* Begin DATA TO PROCESS *

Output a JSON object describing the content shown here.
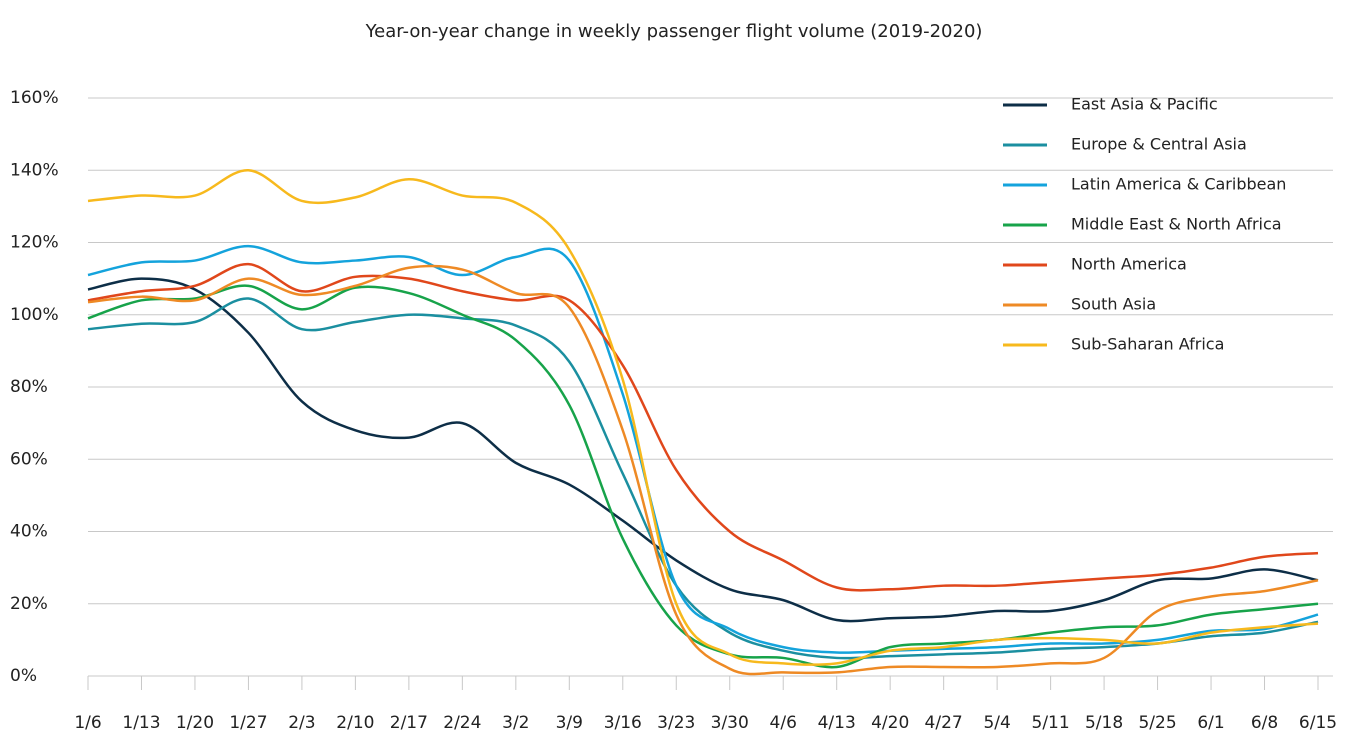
{
  "chart_data": {
    "type": "line",
    "title": "Year-on-year change in weekly passenger flight volume (2019-2020)",
    "categories": [
      "1/6",
      "1/13",
      "1/20",
      "1/27",
      "2/3",
      "2/10",
      "2/17",
      "2/24",
      "3/2",
      "3/9",
      "3/16",
      "3/23",
      "3/30",
      "4/6",
      "4/13",
      "4/20",
      "4/27",
      "5/4",
      "5/11",
      "5/18",
      "5/25",
      "6/1",
      "6/8",
      "6/15"
    ],
    "ylim": [
      0,
      160
    ],
    "yticks": [
      {
        "value": 0,
        "label": "0%"
      },
      {
        "value": 20,
        "label": "20%"
      },
      {
        "value": 40,
        "label": "40%"
      },
      {
        "value": 60,
        "label": "60%"
      },
      {
        "value": 80,
        "label": "80%"
      },
      {
        "value": 100,
        "label": "100%"
      },
      {
        "value": 120,
        "label": "120%"
      },
      {
        "value": 140,
        "label": "140%"
      },
      {
        "value": 160,
        "label": "160%"
      }
    ],
    "grid": true,
    "legend": "top-right",
    "series": [
      {
        "name": "East Asia & Pacific",
        "color": "#0d2e47",
        "values": [
          107,
          110,
          107,
          95,
          76,
          68,
          66,
          70,
          59,
          53,
          43,
          32,
          24,
          21,
          15.5,
          16,
          16.5,
          18,
          18,
          21,
          26.5,
          27,
          29.5,
          26.5
        ]
      },
      {
        "name": "Europe & Central Asia",
        "color": "#1b8fa0",
        "values": [
          96,
          97.5,
          98,
          104.5,
          96,
          98,
          100,
          99,
          97,
          87,
          56,
          25,
          12,
          7,
          5,
          5.5,
          6,
          6.5,
          7.5,
          8,
          9,
          11,
          12,
          15
        ]
      },
      {
        "name": "Latin America & Caribbean",
        "color": "#14a3dc",
        "values": [
          111,
          114.5,
          115,
          119,
          114.5,
          115,
          116,
          111,
          116,
          115,
          78,
          25,
          13,
          8,
          6.5,
          7,
          7.5,
          8,
          9,
          9,
          10,
          12.5,
          13,
          17
        ]
      },
      {
        "name": "Middle East & North Africa",
        "color": "#17a34a",
        "values": [
          99,
          104,
          104.5,
          108,
          101.5,
          107.5,
          106,
          100,
          93,
          75,
          38,
          14,
          6,
          5,
          2.5,
          8,
          9,
          10,
          12,
          13.5,
          14,
          17,
          18.5,
          20
        ]
      },
      {
        "name": "North America",
        "color": "#e0471b",
        "values": [
          104,
          106.5,
          108,
          114,
          106.5,
          110.5,
          110,
          106.5,
          104,
          104,
          86,
          57,
          40,
          32,
          24.5,
          24,
          25,
          25,
          26,
          27,
          28,
          30,
          33,
          34
        ]
      },
      {
        "name": "South Asia",
        "color": "#ee8a25",
        "values": [
          103.5,
          105,
          104,
          110,
          105.5,
          108,
          113,
          112.5,
          106,
          102,
          68,
          17,
          2,
          1,
          1,
          2.5,
          2.5,
          2.5,
          3.5,
          5,
          18,
          22,
          23.5,
          26.5
        ]
      },
      {
        "name": "Sub-Saharan Africa",
        "color": "#f7b91d",
        "values": [
          131.5,
          133,
          133,
          140,
          131.5,
          132.5,
          137.5,
          133,
          131,
          118,
          82,
          20,
          6,
          3.5,
          3.5,
          7,
          8,
          10,
          10.5,
          10,
          9,
          12,
          13.5,
          14.5
        ]
      }
    ]
  }
}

* End DATA TO PROCESS *

DESCRIPTION OF THE TASK = Extract every line of the records above that contains the word "Asia".

FINISHED ANSWER =
        "name": "East Asia & Pacific",
        "name": "Europe & Central Asia",
        "name": "South Asia",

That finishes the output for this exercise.